--- START OF Data excerpts ---
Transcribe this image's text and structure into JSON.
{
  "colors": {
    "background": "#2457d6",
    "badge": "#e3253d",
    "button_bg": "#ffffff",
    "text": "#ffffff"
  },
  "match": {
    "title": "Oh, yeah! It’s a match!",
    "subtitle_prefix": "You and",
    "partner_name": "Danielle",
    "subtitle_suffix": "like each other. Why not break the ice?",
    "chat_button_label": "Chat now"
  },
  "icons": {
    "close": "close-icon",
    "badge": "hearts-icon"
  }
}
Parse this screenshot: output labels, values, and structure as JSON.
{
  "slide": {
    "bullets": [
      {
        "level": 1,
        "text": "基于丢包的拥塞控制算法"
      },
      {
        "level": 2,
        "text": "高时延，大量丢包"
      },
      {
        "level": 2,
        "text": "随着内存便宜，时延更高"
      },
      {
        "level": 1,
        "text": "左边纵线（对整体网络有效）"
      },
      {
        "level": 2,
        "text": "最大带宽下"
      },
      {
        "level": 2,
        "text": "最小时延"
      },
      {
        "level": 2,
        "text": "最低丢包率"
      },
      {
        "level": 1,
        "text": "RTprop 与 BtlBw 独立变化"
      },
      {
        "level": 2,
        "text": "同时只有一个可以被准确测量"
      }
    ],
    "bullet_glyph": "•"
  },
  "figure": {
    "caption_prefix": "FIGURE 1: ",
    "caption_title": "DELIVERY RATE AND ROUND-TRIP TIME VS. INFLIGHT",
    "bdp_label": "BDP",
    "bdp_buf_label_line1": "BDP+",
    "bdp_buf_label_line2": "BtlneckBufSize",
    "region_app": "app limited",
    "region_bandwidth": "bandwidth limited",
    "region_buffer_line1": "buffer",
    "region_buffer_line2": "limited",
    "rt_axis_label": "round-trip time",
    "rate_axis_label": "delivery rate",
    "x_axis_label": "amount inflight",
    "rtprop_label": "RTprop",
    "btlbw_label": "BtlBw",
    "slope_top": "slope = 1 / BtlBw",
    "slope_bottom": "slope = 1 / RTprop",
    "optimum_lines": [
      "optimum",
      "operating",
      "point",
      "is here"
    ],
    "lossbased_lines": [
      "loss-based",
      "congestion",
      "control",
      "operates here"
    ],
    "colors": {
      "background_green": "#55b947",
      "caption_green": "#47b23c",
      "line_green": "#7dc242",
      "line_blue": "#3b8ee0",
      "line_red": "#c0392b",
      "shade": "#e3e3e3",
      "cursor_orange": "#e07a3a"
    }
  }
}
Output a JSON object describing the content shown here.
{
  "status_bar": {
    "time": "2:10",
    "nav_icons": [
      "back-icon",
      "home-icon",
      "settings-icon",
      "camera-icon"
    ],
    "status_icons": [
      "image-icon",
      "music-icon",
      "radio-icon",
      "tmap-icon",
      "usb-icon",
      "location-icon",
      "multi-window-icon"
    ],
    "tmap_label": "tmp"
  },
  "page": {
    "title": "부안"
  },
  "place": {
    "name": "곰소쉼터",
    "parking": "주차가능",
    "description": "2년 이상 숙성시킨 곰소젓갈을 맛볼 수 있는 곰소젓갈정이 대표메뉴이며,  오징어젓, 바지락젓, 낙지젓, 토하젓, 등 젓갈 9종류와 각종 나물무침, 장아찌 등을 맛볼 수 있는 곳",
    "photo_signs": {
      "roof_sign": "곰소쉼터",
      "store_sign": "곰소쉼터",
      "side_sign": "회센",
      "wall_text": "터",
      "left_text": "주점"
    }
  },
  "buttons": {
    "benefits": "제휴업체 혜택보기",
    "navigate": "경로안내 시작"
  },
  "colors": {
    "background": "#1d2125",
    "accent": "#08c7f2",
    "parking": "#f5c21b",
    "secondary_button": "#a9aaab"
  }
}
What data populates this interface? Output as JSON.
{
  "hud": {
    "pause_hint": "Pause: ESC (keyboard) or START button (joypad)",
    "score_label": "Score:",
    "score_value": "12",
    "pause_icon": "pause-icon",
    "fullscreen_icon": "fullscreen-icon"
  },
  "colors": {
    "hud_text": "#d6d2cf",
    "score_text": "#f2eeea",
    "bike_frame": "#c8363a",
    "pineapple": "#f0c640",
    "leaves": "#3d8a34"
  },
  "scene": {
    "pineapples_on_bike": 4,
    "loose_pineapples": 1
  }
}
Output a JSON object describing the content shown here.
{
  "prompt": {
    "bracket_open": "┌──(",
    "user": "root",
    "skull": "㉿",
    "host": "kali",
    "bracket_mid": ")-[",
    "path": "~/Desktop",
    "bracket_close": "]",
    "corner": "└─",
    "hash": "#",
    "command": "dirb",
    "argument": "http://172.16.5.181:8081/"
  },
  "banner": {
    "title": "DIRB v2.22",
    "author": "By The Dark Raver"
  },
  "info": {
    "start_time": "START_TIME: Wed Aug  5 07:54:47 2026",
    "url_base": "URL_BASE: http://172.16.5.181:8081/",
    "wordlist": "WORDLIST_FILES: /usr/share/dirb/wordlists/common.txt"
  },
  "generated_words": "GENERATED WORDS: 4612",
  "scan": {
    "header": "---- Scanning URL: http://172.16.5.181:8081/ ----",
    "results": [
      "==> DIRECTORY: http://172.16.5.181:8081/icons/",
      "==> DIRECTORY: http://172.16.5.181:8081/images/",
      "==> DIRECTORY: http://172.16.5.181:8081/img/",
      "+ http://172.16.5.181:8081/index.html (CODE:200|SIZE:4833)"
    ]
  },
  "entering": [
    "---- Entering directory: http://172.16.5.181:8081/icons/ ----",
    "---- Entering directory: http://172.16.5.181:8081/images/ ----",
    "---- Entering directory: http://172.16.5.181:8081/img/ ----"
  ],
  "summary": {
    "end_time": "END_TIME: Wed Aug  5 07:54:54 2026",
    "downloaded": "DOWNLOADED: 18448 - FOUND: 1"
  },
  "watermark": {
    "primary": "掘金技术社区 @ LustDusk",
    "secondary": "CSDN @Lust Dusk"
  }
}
--- END OF Data excerpts ---
- Do this -
Take the material above and return all of it exactly.

- Solved exercise -
Transcribe this image's text and structure into JSON.
{
  "colors": {
    "background": "#2457d6",
    "badge": "#e3253d",
    "button_bg": "#ffffff",
    "text": "#ffffff"
  },
  "match": {
    "title": "Oh, yeah! It’s a match!",
    "subtitle_prefix": "You and",
    "partner_name": "Danielle",
    "subtitle_suffix": "like each other. Why not break the ice?",
    "chat_button_label": "Chat now"
  },
  "icons": {
    "close": "close-icon",
    "badge": "hearts-icon"
  }
}
Parse this screenshot: output labels, values, and structure as JSON.
{
  "slide": {
    "bullets": [
      {
        "level": 1,
        "text": "基于丢包的拥塞控制算法"
      },
      {
        "level": 2,
        "text": "高时延，大量丢包"
      },
      {
        "level": 2,
        "text": "随着内存便宜，时延更高"
      },
      {
        "level": 1,
        "text": "左边纵线（对整体网络有效）"
      },
      {
        "level": 2,
        "text": "最大带宽下"
      },
      {
        "level": 2,
        "text": "最小时延"
      },
      {
        "level": 2,
        "text": "最低丢包率"
      },
      {
        "level": 1,
        "text": "RTprop 与 BtlBw 独立变化"
      },
      {
        "level": 2,
        "text": "同时只有一个可以被准确测量"
      }
    ],
    "bullet_glyph": "•"
  },
  "figure": {
    "caption_prefix": "FIGURE 1: ",
    "caption_title": "DELIVERY RATE AND ROUND-TRIP TIME VS. INFLIGHT",
    "bdp_label": "BDP",
    "bdp_buf_label_line1": "BDP+",
    "bdp_buf_label_line2": "BtlneckBufSize",
    "region_app": "app limited",
    "region_bandwidth": "bandwidth limited",
    "region_buffer_line1": "buffer",
    "region_buffer_line2": "limited",
    "rt_axis_label": "round-trip time",
    "rate_axis_label": "delivery rate",
    "x_axis_label": "amount inflight",
    "rtprop_label": "RTprop",
    "btlbw_label": "BtlBw",
    "slope_top": "slope = 1 / BtlBw",
    "slope_bottom": "slope = 1 / RTprop",
    "optimum_lines": [
      "optimum",
      "operating",
      "point",
      "is here"
    ],
    "lossbased_lines": [
      "loss-based",
      "congestion",
      "control",
      "operates here"
    ],
    "colors": {
      "background_green": "#55b947",
      "caption_green": "#47b23c",
      "line_green": "#7dc242",
      "line_blue": "#3b8ee0",
      "line_red": "#c0392b",
      "shade": "#e3e3e3",
      "cursor_orange": "#e07a3a"
    }
  }
}
Output a JSON object describing the content shown here.
{
  "status_bar": {
    "time": "2:10",
    "nav_icons": [
      "back-icon",
      "home-icon",
      "settings-icon",
      "camera-icon"
    ],
    "status_icons": [
      "image-icon",
      "music-icon",
      "radio-icon",
      "tmap-icon",
      "usb-icon",
      "location-icon",
      "multi-window-icon"
    ],
    "tmap_label": "tmp"
  },
  "page": {
    "title": "부안"
  },
  "place": {
    "name": "곰소쉼터",
    "parking": "주차가능",
    "description": "2년 이상 숙성시킨 곰소젓갈을 맛볼 수 있는 곰소젓갈정이 대표메뉴이며,  오징어젓, 바지락젓, 낙지젓, 토하젓, 등 젓갈 9종류와 각종 나물무침, 장아찌 등을 맛볼 수 있는 곳",
    "photo_signs": {
      "roof_sign": "곰소쉼터",
      "store_sign": "곰소쉼터",
      "side_sign": "회센",
      "wall_text": "터",
      "left_text": "주점"
    }
  },
  "buttons": {
    "benefits": "제휴업체 혜택보기",
    "navigate": "경로안내 시작"
  },
  "colors": {
    "background": "#1d2125",
    "accent": "#08c7f2",
    "parking": "#f5c21b",
    "secondary_button": "#a9aaab"
  }
}
What data populates this interface? Output as JSON.
{
  "hud": {
    "pause_hint": "Pause: ESC (keyboard) or START button (joypad)",
    "score_label": "Score:",
    "score_value": "12",
    "pause_icon": "pause-icon",
    "fullscreen_icon": "fullscreen-icon"
  },
  "colors": {
    "hud_text": "#d6d2cf",
    "score_text": "#f2eeea",
    "bike_frame": "#c8363a",
    "pineapple": "#f0c640",
    "leaves": "#3d8a34"
  },
  "scene": {
    "pineapples_on_bike": 4,
    "loose_pineapples": 1
  }
}
Output a JSON object describing the content shown here.
{
  "prompt": {
    "bracket_open": "┌──(",
    "user": "root",
    "skull": "㉿",
    "host": "kali",
    "bracket_mid": ")-[",
    "path": "~/Desktop",
    "bracket_close": "]",
    "corner": "└─",
    "hash": "#",
    "command": "dirb",
    "argument": "http://172.16.5.181:8081/"
  },
  "banner": {
    "title": "DIRB v2.22",
    "author": "By The Dark Raver"
  },
  "info": {
    "start_time": "START_TIME: Wed Aug  5 07:54:47 2026",
    "url_base": "URL_BASE: http://172.16.5.181:8081/",
    "wordlist": "WORDLIST_FILES: /usr/share/dirb/wordlists/common.txt"
  },
  "generated_words": "GENERATED WORDS: 4612",
  "scan": {
    "header": "---- Scanning URL: http://172.16.5.181:8081/ ----",
    "results": [
      "==> DIRECTORY: http://172.16.5.181:8081/icons/",
      "==> DIRECTORY: http://172.16.5.181:8081/images/",
      "==> DIRECTORY: http://172.16.5.181:8081/img/",
      "+ http://172.16.5.181:8081/index.html (CODE:200|SIZE:4833)"
    ]
  },
  "entering": [
    "---- Entering directory: http://172.16.5.181:8081/icons/ ----",
    "---- Entering directory: http://172.16.5.181:8081/images/ ----",
    "---- Entering directory: http://172.16.5.181:8081/img/ ----"
  ],
  "summary": {
    "end_time": "END_TIME: Wed Aug  5 07:54:54 2026",
    "downloaded": "DOWNLOADED: 18448 - FOUND: 1"
  },
  "watermark": {
    "primary": "掘金技术社区 @ LustDusk",
    "secondary": "CSDN @Lust Dusk"
  }
}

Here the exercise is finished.